==== SUPPLIED RECORDS ====

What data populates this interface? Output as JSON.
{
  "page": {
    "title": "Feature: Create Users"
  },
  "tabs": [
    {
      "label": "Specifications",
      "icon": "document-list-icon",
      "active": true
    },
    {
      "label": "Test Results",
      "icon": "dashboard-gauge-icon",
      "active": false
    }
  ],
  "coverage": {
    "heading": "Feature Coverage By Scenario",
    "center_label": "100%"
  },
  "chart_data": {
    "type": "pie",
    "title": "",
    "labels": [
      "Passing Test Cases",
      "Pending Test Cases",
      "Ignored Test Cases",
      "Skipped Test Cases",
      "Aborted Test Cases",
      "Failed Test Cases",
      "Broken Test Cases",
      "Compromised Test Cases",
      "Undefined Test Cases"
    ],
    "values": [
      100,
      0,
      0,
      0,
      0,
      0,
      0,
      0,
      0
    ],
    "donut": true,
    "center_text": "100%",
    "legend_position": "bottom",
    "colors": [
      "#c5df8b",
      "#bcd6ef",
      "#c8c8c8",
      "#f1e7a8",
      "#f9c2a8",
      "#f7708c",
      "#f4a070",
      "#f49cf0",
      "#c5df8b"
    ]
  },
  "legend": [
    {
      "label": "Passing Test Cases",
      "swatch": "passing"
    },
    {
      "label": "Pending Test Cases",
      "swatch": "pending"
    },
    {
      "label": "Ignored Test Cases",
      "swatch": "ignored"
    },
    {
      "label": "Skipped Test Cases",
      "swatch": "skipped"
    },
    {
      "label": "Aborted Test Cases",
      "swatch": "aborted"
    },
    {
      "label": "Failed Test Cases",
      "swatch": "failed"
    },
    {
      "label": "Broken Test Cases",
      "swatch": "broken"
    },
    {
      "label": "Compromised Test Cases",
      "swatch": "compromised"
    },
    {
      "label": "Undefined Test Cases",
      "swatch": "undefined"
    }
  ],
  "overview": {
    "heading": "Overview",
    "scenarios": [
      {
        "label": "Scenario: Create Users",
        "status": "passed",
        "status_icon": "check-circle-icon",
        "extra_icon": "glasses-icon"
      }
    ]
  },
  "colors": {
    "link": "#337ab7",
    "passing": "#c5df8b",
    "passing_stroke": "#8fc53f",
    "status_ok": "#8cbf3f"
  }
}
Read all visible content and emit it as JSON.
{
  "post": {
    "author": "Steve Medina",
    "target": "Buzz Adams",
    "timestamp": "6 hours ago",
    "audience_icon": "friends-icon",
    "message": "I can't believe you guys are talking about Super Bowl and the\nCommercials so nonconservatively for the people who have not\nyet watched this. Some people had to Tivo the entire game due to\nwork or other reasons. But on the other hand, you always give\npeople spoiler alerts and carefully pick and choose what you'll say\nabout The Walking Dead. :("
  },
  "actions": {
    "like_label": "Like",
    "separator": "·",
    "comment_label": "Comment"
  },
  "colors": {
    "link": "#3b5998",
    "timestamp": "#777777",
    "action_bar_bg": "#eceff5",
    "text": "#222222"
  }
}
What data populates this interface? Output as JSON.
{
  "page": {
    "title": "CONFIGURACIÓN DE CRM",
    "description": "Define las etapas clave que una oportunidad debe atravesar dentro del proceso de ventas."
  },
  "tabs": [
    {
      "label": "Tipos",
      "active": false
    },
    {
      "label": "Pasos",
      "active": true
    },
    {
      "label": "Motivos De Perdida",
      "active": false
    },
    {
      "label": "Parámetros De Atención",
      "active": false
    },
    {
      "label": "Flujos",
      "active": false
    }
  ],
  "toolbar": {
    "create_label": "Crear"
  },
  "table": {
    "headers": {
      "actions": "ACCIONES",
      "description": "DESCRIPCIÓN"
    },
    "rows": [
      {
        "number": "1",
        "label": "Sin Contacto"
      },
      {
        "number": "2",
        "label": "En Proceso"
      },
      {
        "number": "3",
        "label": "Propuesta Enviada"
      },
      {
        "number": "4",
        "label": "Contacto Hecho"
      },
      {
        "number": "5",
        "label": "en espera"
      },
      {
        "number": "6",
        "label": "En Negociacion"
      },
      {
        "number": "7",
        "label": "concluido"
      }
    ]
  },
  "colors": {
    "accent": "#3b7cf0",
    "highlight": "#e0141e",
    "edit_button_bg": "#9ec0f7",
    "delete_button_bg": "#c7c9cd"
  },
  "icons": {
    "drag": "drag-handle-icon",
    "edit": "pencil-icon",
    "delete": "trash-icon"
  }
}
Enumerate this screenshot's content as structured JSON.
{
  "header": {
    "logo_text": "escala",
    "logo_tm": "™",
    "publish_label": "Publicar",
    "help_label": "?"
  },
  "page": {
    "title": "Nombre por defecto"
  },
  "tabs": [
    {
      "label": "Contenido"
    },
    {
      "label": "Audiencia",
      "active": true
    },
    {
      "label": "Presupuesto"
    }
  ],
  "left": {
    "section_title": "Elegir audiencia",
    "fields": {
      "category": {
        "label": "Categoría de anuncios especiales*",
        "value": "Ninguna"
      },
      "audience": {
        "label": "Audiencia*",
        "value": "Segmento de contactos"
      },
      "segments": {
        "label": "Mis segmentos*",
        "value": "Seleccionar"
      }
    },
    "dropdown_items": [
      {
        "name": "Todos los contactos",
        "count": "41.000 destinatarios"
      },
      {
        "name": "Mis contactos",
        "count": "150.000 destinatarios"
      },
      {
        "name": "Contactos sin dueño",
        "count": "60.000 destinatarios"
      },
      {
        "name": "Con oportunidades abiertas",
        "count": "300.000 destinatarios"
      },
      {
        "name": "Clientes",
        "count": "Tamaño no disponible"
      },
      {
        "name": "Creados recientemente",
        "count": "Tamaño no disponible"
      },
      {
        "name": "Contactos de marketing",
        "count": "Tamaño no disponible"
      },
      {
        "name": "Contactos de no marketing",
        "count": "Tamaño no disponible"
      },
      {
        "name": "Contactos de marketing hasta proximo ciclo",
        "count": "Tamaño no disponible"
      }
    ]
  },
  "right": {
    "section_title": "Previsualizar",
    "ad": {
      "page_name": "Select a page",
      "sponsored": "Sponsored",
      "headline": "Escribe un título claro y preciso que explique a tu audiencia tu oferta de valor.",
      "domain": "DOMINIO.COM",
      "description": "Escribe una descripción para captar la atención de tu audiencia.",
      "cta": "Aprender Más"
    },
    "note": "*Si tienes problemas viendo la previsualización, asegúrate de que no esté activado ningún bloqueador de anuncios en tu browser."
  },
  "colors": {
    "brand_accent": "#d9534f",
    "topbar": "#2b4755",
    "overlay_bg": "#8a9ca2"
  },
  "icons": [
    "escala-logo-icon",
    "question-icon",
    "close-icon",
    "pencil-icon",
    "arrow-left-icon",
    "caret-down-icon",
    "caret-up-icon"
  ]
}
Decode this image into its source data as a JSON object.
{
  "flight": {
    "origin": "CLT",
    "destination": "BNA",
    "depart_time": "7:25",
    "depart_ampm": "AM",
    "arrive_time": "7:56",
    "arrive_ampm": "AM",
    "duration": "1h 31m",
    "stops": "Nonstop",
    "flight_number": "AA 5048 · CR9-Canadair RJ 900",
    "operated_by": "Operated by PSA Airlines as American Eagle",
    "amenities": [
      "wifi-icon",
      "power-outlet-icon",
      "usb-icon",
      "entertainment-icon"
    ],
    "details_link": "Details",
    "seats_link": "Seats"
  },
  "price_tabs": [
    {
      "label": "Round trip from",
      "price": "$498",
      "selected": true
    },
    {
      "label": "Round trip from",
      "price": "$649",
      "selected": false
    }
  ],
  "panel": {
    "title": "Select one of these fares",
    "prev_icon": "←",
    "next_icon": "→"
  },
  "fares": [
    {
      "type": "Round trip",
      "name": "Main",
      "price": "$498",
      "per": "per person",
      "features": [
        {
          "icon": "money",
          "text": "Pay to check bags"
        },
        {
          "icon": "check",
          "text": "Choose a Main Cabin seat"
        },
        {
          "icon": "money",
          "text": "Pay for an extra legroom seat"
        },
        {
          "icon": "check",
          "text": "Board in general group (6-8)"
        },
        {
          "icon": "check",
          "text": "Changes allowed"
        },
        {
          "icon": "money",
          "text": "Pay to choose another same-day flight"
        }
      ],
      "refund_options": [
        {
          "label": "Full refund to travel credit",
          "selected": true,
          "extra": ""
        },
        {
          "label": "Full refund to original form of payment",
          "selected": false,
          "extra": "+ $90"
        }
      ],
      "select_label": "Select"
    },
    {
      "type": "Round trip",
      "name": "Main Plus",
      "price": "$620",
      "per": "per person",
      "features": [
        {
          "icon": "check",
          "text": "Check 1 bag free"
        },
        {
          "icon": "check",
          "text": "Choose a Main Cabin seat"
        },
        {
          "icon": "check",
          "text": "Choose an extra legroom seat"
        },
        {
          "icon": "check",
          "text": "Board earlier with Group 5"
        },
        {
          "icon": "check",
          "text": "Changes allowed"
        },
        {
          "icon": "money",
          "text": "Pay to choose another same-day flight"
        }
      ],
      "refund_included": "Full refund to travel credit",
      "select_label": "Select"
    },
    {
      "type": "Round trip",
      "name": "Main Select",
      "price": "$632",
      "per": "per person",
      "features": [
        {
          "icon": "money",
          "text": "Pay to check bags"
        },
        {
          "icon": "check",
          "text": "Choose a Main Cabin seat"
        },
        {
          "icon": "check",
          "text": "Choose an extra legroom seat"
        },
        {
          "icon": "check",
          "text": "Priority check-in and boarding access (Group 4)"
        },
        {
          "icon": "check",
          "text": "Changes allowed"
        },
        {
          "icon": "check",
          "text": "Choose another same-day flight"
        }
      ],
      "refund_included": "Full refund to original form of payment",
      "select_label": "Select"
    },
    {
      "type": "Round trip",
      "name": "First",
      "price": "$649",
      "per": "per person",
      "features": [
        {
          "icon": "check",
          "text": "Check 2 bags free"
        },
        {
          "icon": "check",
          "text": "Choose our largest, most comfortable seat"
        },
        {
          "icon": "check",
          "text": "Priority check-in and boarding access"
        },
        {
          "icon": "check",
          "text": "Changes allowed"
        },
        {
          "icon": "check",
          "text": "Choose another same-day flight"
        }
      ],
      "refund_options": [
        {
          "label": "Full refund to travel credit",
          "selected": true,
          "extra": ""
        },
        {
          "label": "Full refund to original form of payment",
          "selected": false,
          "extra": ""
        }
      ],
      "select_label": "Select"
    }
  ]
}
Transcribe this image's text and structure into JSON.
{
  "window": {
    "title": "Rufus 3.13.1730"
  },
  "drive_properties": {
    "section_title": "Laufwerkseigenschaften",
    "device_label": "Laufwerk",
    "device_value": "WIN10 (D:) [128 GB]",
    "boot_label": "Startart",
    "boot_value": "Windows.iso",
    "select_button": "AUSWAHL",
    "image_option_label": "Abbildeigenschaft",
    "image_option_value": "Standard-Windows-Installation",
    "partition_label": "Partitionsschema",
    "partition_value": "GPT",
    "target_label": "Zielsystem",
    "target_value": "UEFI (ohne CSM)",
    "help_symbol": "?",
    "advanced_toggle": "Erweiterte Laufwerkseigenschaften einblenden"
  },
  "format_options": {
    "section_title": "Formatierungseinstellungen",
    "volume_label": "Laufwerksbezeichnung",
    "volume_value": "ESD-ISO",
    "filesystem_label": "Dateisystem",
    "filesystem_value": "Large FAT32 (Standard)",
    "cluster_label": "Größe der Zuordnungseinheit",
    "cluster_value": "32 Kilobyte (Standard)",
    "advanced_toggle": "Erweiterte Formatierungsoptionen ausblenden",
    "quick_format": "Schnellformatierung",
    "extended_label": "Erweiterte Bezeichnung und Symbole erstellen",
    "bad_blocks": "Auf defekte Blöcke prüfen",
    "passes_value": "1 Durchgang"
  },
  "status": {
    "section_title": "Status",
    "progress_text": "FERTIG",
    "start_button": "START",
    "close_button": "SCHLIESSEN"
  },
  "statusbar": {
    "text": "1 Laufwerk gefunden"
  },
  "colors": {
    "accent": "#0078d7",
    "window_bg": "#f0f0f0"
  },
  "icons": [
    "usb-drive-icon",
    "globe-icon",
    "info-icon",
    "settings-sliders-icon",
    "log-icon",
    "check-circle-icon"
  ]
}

====

A single figure is required: the number of lines above in which the word "circle" occurs.

**RESULT**
2